- **Job**
Set down all of the data that follows word for word, without the images.
======== Task input ========
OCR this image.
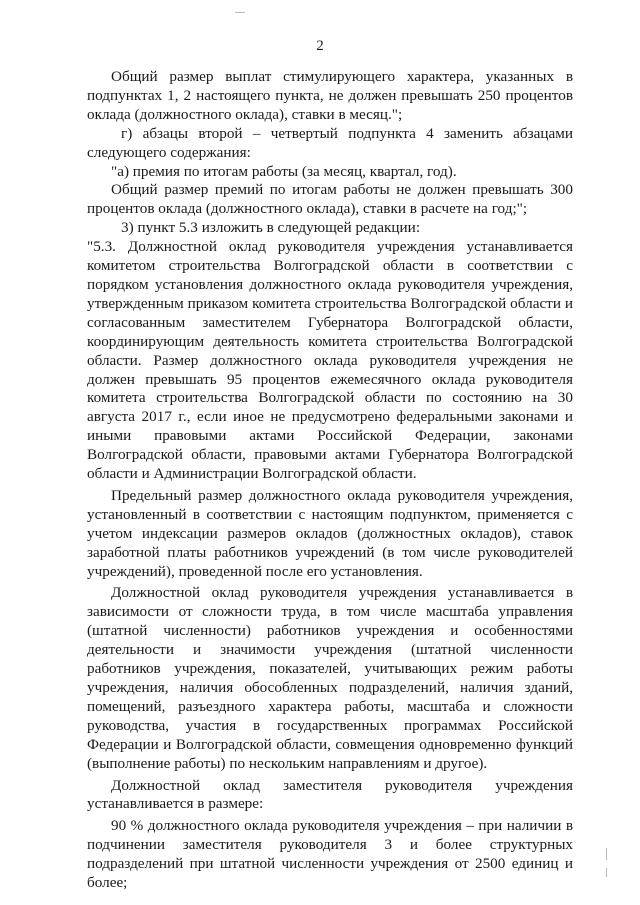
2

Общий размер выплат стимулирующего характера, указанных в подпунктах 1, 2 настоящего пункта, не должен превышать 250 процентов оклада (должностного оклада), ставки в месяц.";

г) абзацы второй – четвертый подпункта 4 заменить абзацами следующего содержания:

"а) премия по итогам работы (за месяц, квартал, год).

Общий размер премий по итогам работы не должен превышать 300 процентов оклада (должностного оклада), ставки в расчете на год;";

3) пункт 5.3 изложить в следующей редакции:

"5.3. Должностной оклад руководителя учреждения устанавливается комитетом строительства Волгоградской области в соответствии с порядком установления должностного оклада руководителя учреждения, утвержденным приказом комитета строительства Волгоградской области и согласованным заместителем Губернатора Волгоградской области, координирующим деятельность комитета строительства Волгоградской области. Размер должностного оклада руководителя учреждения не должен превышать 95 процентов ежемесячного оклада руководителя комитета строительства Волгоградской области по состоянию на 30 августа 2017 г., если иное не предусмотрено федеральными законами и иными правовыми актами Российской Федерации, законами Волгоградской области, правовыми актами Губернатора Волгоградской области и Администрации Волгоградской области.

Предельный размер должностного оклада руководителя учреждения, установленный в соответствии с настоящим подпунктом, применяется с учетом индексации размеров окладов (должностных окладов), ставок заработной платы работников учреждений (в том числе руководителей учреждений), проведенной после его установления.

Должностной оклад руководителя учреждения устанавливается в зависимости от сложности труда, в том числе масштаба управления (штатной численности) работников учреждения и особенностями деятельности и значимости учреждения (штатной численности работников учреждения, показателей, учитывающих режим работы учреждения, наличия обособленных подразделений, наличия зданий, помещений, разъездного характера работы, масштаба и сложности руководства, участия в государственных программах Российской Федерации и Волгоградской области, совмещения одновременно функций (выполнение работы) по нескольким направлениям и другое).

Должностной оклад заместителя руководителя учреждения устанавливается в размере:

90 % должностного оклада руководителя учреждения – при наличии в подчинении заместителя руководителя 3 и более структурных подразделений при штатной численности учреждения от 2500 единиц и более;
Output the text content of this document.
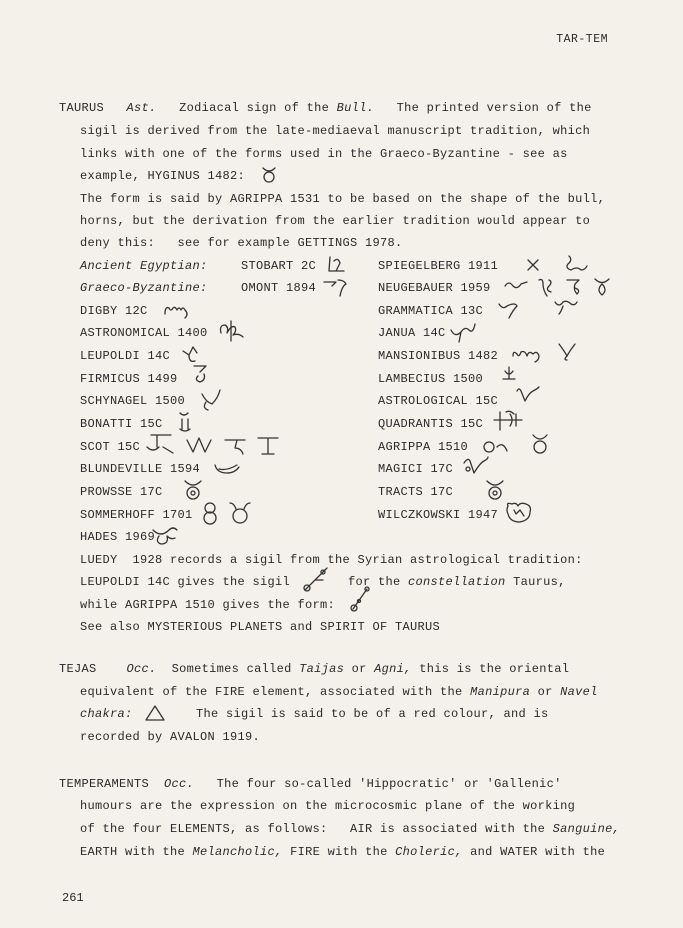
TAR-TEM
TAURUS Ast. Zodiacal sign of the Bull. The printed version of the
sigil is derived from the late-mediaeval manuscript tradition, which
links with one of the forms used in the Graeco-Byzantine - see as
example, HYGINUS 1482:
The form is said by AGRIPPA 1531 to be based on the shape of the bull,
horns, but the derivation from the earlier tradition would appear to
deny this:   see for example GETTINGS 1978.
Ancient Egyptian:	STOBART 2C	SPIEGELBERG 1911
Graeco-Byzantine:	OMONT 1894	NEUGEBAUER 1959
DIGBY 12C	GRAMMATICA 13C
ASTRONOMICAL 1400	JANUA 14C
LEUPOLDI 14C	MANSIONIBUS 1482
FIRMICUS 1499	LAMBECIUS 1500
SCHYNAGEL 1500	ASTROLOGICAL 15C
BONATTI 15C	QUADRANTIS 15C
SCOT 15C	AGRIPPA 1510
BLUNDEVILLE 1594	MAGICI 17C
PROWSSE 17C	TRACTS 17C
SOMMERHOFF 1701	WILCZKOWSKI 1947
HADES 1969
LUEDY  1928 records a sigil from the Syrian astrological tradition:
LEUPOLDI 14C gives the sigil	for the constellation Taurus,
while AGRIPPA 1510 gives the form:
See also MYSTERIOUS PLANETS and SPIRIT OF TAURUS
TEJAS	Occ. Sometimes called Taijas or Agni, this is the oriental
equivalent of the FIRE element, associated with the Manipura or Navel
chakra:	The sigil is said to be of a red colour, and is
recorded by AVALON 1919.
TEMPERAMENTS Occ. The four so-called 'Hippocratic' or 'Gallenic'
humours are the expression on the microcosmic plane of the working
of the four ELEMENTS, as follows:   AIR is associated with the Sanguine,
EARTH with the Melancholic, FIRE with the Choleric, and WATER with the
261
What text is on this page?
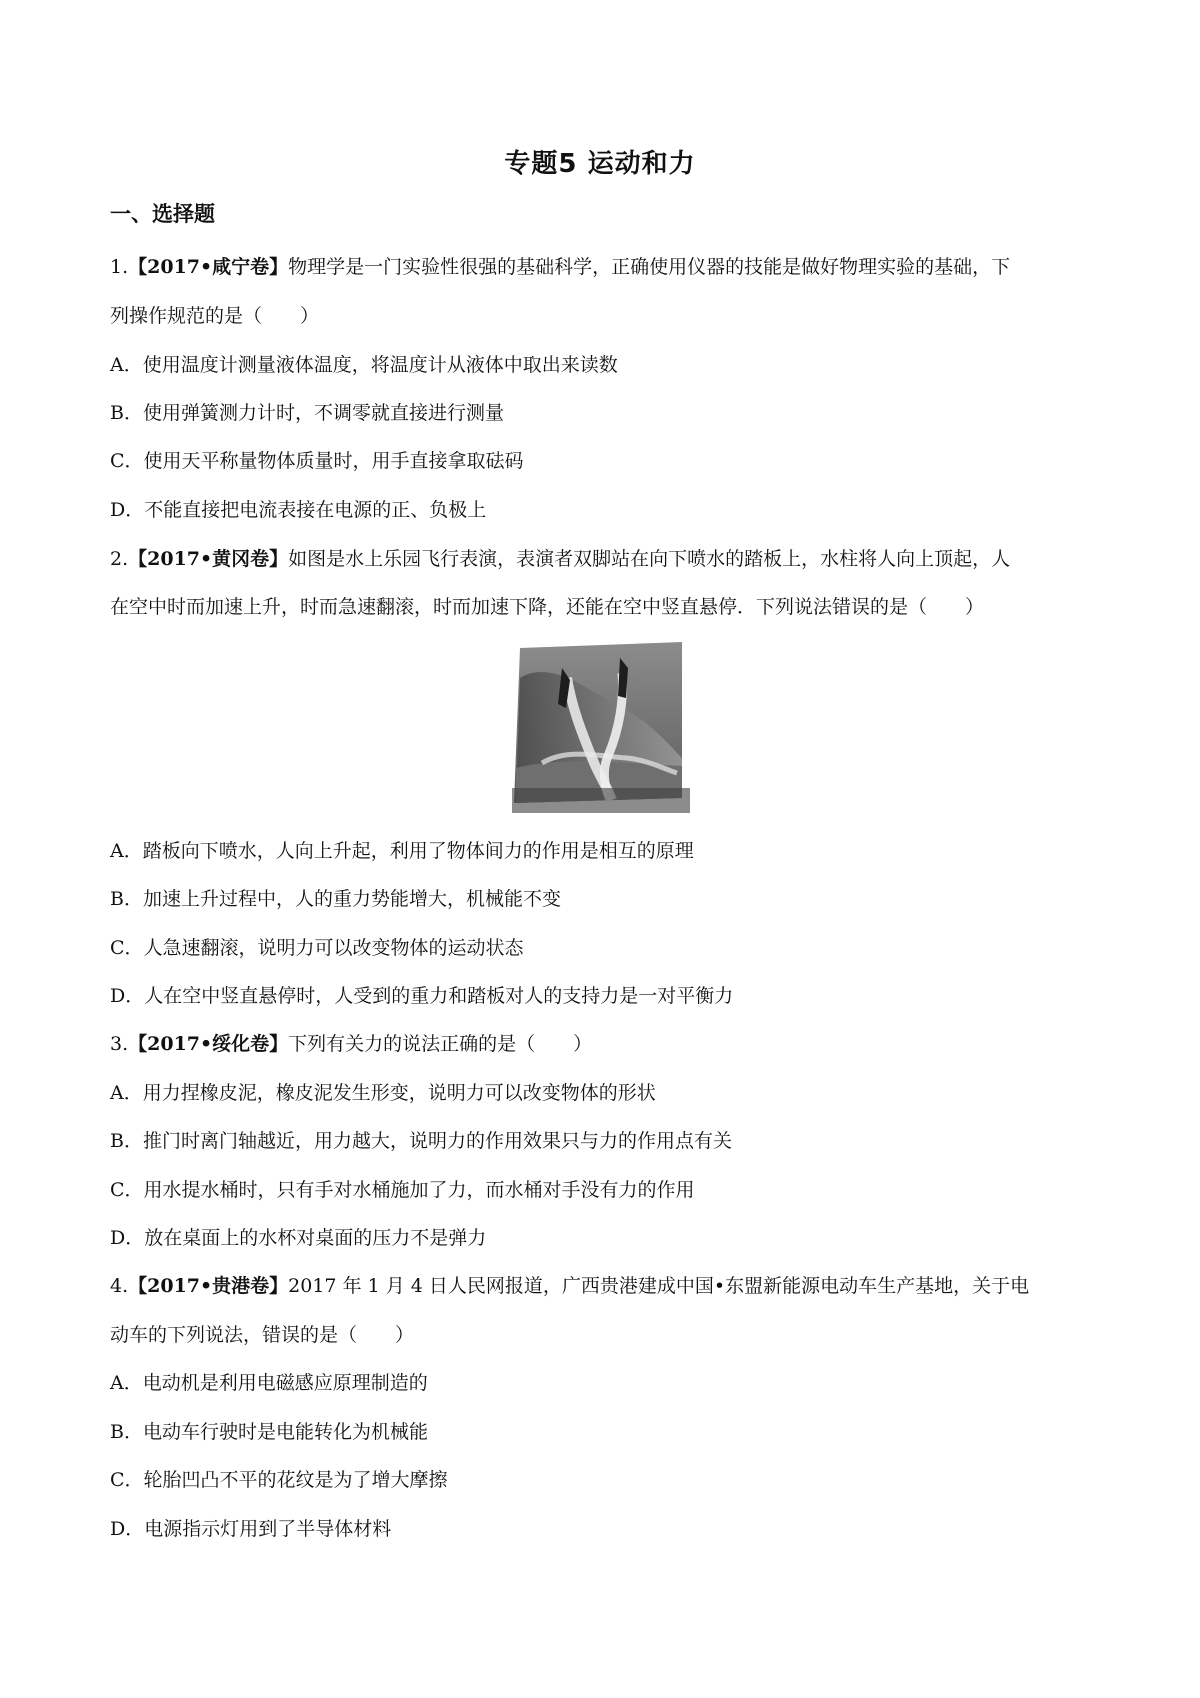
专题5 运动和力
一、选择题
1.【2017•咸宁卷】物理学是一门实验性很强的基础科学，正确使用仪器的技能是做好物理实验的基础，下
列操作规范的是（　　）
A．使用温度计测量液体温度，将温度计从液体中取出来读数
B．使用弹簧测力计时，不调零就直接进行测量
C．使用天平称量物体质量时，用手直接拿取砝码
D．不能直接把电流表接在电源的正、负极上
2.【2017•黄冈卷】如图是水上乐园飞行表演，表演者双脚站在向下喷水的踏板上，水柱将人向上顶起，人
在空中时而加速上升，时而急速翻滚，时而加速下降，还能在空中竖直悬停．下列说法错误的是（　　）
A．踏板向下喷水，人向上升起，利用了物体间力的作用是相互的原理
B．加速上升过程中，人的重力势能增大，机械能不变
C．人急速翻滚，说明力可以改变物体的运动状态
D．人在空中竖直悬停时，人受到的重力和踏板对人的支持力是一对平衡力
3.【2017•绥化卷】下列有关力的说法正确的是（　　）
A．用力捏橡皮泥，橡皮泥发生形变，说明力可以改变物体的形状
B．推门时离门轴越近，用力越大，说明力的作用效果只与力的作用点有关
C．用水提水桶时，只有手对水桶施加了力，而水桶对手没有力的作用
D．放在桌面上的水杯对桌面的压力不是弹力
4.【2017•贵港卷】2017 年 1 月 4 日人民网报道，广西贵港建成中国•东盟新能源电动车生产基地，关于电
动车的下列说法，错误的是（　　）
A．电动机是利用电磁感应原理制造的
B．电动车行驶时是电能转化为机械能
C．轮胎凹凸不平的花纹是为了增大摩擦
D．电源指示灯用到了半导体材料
========
- **Result below**
OCR this image.
2

Общий размер выплат стимулирующего характера, указанных в подпунктах 1, 2 настоящего пункта, не должен превышать 250 процентов оклада (должностного оклада), ставки в месяц.";

г) абзацы второй – четвертый подпункта 4 заменить абзацами следующего содержания:

"а) премия по итогам работы (за месяц, квартал, год).

Общий размер премий по итогам работы не должен превышать 300 процентов оклада (должностного оклада), ставки в расчете на год;";

3) пункт 5.3 изложить в следующей редакции:

"5.3. Должностной оклад руководителя учреждения устанавливается комитетом строительства Волгоградской области в соответствии с порядком установления должностного оклада руководителя учреждения, утвержденным приказом комитета строительства Волгоградской области и согласованным заместителем Губернатора Волгоградской области, координирующим деятельность комитета строительства Волгоградской области. Размер должностного оклада руководителя учреждения не должен превышать 95 процентов ежемесячного оклада руководителя комитета строительства Волгоградской области по состоянию на 30 августа 2017 г., если иное не предусмотрено федеральными законами и иными правовыми актами Российской Федерации, законами Волгоградской области, правовыми актами Губернатора Волгоградской области и Администрации Волгоградской области.

Предельный размер должностного оклада руководителя учреждения, установленный в соответствии с настоящим подпунктом, применяется с учетом индексации размеров окладов (должностных окладов), ставок заработной платы работников учреждений (в том числе руководителей учреждений), проведенной после его установления.

Должностной оклад руководителя учреждения устанавливается в зависимости от сложности труда, в том числе масштаба управления (штатной численности) работников учреждения и особенностями деятельности и значимости учреждения (штатной численности работников учреждения, показателей, учитывающих режим работы учреждения, наличия обособленных подразделений, наличия зданий, помещений, разъездного характера работы, масштаба и сложности руководства, участия в государственных программах Российской Федерации и Волгоградской области, совмещения одновременно функций (выполнение работы) по нескольким направлениям и другое).

Должностной оклад заместителя руководителя учреждения устанавливается в размере:

90 % должностного оклада руководителя учреждения – при наличии в подчинении заместителя руководителя 3 и более структурных подразделений при штатной численности учреждения от 2500 единиц и более;
Output the text content of this document.
TAR-TEM
TAURUS Ast. Zodiacal sign of the Bull. The printed version of the
sigil is derived from the late-mediaeval manuscript tradition, which
links with one of the forms used in the Graeco-Byzantine - see as
example, HYGINUS 1482:
The form is said by AGRIPPA 1531 to be based on the shape of the bull,
horns, but the derivation from the earlier tradition would appear to
deny this:   see for example GETTINGS 1978.
Ancient Egyptian:	STOBART 2C	SPIEGELBERG 1911
Graeco-Byzantine:	OMONT 1894	NEUGEBAUER 1959
DIGBY 12C	GRAMMATICA 13C
ASTRONOMICAL 1400	JANUA 14C
LEUPOLDI 14C	MANSIONIBUS 1482
FIRMICUS 1499	LAMBECIUS 1500
SCHYNAGEL 1500	ASTROLOGICAL 15C
BONATTI 15C	QUADRANTIS 15C
SCOT 15C	AGRIPPA 1510
BLUNDEVILLE 1594	MAGICI 17C
PROWSSE 17C	TRACTS 17C
SOMMERHOFF 1701	WILCZKOWSKI 1947
HADES 1969
LUEDY  1928 records a sigil from the Syrian astrological tradition:
LEUPOLDI 14C gives the sigil	for the constellation Taurus,
while AGRIPPA 1510 gives the form:
See also MYSTERIOUS PLANETS and SPIRIT OF TAURUS
TEJAS	Occ. Sometimes called Taijas or Agni, this is the oriental
equivalent of the FIRE element, associated with the Manipura or Navel
chakra:	The sigil is said to be of a red colour, and is
recorded by AVALON 1919.
TEMPERAMENTS Occ. The four so-called 'Hippocratic' or 'Gallenic'
humours are the expression on the microcosmic plane of the working
of the four ELEMENTS, as follows:   AIR is associated with the Sanguine,
EARTH with the Melancholic, FIRE with the Choleric, and WATER with the
261
What text is on this page?
专题5 运动和力
一、选择题
1.【2017•咸宁卷】物理学是一门实验性很强的基础科学，正确使用仪器的技能是做好物理实验的基础，下
列操作规范的是（　　）
A．使用温度计测量液体温度，将温度计从液体中取出来读数
B．使用弹簧测力计时，不调零就直接进行测量
C．使用天平称量物体质量时，用手直接拿取砝码
D．不能直接把电流表接在电源的正、负极上
2.【2017•黄冈卷】如图是水上乐园飞行表演，表演者双脚站在向下喷水的踏板上，水柱将人向上顶起，人
在空中时而加速上升，时而急速翻滚，时而加速下降，还能在空中竖直悬停．下列说法错误的是（　　）
A．踏板向下喷水，人向上升起，利用了物体间力的作用是相互的原理
B．加速上升过程中，人的重力势能增大，机械能不变
C．人急速翻滚，说明力可以改变物体的运动状态
D．人在空中竖直悬停时，人受到的重力和踏板对人的支持力是一对平衡力
3.【2017•绥化卷】下列有关力的说法正确的是（　　）
A．用力捏橡皮泥，橡皮泥发生形变，说明力可以改变物体的形状
B．推门时离门轴越近，用力越大，说明力的作用效果只与力的作用点有关
C．用水提水桶时，只有手对水桶施加了力，而水桶对手没有力的作用
D．放在桌面上的水杯对桌面的压力不是弹力
4.【2017•贵港卷】2017 年 1 月 4 日人民网报道，广西贵港建成中国•东盟新能源电动车生产基地，关于电
动车的下列说法，错误的是（　　）
A．电动机是利用电磁感应原理制造的
B．电动车行驶时是电能转化为机械能
C．轮胎凹凸不平的花纹是为了增大摩擦
D．电源指示灯用到了半导体材料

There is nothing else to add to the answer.